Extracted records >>
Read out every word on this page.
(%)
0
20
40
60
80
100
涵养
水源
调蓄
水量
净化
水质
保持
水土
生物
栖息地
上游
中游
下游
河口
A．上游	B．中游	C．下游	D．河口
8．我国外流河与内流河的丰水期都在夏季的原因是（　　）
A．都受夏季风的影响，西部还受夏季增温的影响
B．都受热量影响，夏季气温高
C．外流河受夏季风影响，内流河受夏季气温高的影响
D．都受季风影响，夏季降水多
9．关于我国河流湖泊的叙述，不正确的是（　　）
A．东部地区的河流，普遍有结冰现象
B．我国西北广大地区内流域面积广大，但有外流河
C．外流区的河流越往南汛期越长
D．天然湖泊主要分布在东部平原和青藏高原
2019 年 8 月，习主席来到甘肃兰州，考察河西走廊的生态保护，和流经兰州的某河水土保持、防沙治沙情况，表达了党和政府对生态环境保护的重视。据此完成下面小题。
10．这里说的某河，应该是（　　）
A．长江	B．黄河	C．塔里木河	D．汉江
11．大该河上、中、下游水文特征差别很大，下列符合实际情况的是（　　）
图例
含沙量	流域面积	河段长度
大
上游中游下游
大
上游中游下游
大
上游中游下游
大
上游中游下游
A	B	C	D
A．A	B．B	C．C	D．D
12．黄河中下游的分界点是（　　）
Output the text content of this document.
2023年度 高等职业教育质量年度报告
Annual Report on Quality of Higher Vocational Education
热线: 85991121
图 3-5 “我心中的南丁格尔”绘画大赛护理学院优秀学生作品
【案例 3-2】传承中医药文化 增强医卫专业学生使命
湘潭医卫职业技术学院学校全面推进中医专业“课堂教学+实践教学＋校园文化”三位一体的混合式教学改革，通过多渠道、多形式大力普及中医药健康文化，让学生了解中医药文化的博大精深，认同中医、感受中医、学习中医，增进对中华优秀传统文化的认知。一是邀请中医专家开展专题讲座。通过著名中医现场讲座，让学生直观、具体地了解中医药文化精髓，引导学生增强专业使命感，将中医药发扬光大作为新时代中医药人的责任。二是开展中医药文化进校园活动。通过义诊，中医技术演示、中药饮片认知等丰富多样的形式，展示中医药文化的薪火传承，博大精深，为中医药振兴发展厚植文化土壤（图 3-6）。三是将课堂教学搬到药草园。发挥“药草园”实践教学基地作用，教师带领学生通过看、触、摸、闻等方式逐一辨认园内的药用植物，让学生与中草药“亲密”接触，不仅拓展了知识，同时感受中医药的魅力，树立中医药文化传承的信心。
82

Exercise >> Retype every entry above, word for word.

Solution for this task >>
Read out every word on this page.
(%)
0
20
40
60
80
100
涵养
水源
调蓄
水量
净化
水质
保持
水土
生物
栖息地
上游
中游
下游
河口
A．上游	B．中游	C．下游	D．河口
8．我国外流河与内流河的丰水期都在夏季的原因是（　　）
A．都受夏季风的影响，西部还受夏季增温的影响
B．都受热量影响，夏季气温高
C．外流河受夏季风影响，内流河受夏季气温高的影响
D．都受季风影响，夏季降水多
9．关于我国河流湖泊的叙述，不正确的是（　　）
A．东部地区的河流，普遍有结冰现象
B．我国西北广大地区内流域面积广大，但有外流河
C．外流区的河流越往南汛期越长
D．天然湖泊主要分布在东部平原和青藏高原
2019 年 8 月，习主席来到甘肃兰州，考察河西走廊的生态保护，和流经兰州的某河水土保持、防沙治沙情况，表达了党和政府对生态环境保护的重视。据此完成下面小题。
10．这里说的某河，应该是（　　）
A．长江	B．黄河	C．塔里木河	D．汉江
11．大该河上、中、下游水文特征差别很大，下列符合实际情况的是（　　）
图例
含沙量	流域面积	河段长度
大
上游中游下游
大
上游中游下游
大
上游中游下游
大
上游中游下游
A	B	C	D
A．A	B．B	C．C	D．D
12．黄河中下游的分界点是（　　）
Output the text content of this document.
2023年度 高等职业教育质量年度报告
Annual Report on Quality of Higher Vocational Education
热线: 85991121
图 3-5 “我心中的南丁格尔”绘画大赛护理学院优秀学生作品
【案例 3-2】传承中医药文化 增强医卫专业学生使命
湘潭医卫职业技术学院学校全面推进中医专业“课堂教学+实践教学＋校园文化”三位一体的混合式教学改革，通过多渠道、多形式大力普及中医药健康文化，让学生了解中医药文化的博大精深，认同中医、感受中医、学习中医，增进对中华优秀传统文化的认知。一是邀请中医专家开展专题讲座。通过著名中医现场讲座，让学生直观、具体地了解中医药文化精髓，引导学生增强专业使命感，将中医药发扬光大作为新时代中医药人的责任。二是开展中医药文化进校园活动。通过义诊，中医技术演示、中药饮片认知等丰富多样的形式，展示中医药文化的薪火传承，博大精深，为中医药振兴发展厚植文化土壤（图 3-6）。三是将课堂教学搬到药草园。发挥“药草园”实践教学基地作用，教师带领学生通过看、触、摸、闻等方式逐一辨认园内的药用植物，让学生与中草药“亲密”接触，不仅拓展了知识，同时感受中医药的魅力，树立中医药文化传承的信心。
82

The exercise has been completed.